■ Exercise details
Your answer should be a single number: the count of lines that include "source".

↓

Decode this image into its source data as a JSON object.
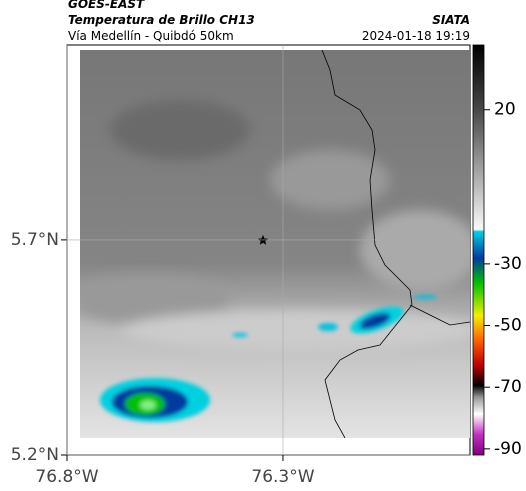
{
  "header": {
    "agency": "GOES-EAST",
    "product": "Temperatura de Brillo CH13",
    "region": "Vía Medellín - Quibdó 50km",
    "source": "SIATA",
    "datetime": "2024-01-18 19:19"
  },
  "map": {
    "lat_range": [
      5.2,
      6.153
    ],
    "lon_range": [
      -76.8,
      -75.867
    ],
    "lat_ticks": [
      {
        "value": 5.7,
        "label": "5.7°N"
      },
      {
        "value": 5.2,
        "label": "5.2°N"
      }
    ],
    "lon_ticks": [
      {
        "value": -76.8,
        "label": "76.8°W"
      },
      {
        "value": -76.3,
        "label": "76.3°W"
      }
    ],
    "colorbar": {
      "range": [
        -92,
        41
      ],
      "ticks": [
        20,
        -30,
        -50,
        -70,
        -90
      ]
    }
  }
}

↑
↓

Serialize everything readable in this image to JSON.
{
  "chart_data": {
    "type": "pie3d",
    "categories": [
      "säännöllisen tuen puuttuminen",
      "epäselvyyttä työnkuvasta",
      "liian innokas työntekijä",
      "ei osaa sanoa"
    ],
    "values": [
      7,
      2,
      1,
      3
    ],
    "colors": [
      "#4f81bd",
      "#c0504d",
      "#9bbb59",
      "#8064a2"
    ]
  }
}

↑

■ Solution to this task
2